>> Start Records supplied

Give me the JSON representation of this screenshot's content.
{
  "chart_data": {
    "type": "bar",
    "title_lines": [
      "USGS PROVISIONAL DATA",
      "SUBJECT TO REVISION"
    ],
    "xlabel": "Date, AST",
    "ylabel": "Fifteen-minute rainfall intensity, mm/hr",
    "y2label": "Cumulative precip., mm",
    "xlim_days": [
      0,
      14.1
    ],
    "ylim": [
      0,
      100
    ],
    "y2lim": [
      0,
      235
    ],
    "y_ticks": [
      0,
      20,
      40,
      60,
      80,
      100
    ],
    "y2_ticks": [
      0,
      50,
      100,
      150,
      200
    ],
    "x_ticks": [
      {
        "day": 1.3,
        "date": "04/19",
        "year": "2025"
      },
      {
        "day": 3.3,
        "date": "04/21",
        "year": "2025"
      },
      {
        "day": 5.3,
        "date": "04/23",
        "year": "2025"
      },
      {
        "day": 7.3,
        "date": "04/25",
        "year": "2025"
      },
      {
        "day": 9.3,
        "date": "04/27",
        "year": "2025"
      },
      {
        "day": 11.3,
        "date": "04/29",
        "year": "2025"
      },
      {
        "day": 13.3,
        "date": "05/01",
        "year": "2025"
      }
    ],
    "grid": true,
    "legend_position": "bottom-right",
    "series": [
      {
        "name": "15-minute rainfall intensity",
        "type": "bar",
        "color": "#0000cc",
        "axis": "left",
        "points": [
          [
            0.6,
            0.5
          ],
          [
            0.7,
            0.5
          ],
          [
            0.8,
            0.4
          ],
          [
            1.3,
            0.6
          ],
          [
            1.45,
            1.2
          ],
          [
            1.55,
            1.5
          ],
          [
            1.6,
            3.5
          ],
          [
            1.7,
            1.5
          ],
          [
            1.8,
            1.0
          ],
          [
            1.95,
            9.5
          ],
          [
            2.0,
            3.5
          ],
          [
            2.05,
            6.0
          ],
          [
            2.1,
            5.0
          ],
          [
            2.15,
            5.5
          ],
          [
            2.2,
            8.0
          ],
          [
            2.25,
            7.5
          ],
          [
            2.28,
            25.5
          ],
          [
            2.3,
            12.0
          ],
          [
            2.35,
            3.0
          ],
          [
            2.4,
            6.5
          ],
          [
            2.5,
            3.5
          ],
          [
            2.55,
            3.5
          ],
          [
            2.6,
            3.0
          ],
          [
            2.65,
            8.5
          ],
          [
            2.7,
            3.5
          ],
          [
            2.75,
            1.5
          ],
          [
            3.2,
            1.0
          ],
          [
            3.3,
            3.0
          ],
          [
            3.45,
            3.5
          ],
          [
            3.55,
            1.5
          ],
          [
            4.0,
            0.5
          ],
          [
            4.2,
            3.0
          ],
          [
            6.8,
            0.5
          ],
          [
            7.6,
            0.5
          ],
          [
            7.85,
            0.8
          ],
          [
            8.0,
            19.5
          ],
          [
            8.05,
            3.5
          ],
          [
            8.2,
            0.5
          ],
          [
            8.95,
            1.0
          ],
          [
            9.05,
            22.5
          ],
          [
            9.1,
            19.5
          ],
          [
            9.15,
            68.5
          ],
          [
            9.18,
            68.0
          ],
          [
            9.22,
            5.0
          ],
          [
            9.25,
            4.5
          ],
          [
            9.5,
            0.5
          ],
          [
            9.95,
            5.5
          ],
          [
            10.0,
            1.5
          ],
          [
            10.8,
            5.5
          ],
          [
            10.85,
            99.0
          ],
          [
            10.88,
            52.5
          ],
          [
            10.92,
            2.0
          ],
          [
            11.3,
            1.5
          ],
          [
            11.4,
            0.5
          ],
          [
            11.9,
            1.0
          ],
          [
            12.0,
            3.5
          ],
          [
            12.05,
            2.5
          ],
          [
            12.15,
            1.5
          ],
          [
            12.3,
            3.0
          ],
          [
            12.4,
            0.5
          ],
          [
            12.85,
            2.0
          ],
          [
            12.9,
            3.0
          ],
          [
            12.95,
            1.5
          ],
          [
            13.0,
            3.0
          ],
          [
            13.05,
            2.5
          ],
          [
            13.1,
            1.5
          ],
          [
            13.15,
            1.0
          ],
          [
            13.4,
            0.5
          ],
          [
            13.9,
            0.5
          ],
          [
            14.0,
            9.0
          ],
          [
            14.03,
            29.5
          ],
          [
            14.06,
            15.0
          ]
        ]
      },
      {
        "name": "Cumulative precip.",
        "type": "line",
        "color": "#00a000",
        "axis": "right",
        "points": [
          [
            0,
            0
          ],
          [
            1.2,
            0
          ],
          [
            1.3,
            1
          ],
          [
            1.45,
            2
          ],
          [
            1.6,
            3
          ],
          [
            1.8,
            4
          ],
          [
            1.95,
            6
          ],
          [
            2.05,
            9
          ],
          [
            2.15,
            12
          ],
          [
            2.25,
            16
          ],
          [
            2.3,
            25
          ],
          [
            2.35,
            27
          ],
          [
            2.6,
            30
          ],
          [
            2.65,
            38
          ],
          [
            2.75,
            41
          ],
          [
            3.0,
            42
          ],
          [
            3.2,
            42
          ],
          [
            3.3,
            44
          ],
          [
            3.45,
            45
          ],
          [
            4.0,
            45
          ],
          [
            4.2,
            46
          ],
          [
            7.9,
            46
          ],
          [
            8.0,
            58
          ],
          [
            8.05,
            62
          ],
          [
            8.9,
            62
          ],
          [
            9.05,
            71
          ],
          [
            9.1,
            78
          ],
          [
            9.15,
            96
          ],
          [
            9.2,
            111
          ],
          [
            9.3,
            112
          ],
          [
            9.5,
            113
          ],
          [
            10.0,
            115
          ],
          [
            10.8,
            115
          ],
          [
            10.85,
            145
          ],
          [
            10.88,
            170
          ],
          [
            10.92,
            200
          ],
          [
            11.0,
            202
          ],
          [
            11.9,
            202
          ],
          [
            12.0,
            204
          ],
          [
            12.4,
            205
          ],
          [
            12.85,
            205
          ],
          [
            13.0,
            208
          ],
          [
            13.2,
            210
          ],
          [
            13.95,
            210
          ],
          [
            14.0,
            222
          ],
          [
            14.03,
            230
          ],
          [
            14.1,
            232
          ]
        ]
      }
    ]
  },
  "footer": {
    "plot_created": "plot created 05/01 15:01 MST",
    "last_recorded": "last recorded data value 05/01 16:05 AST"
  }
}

>> End Records supplied

• Short problem: Reply with the number of lines in the preceding entries that contain "intensity", and no other words.

• Task response: 2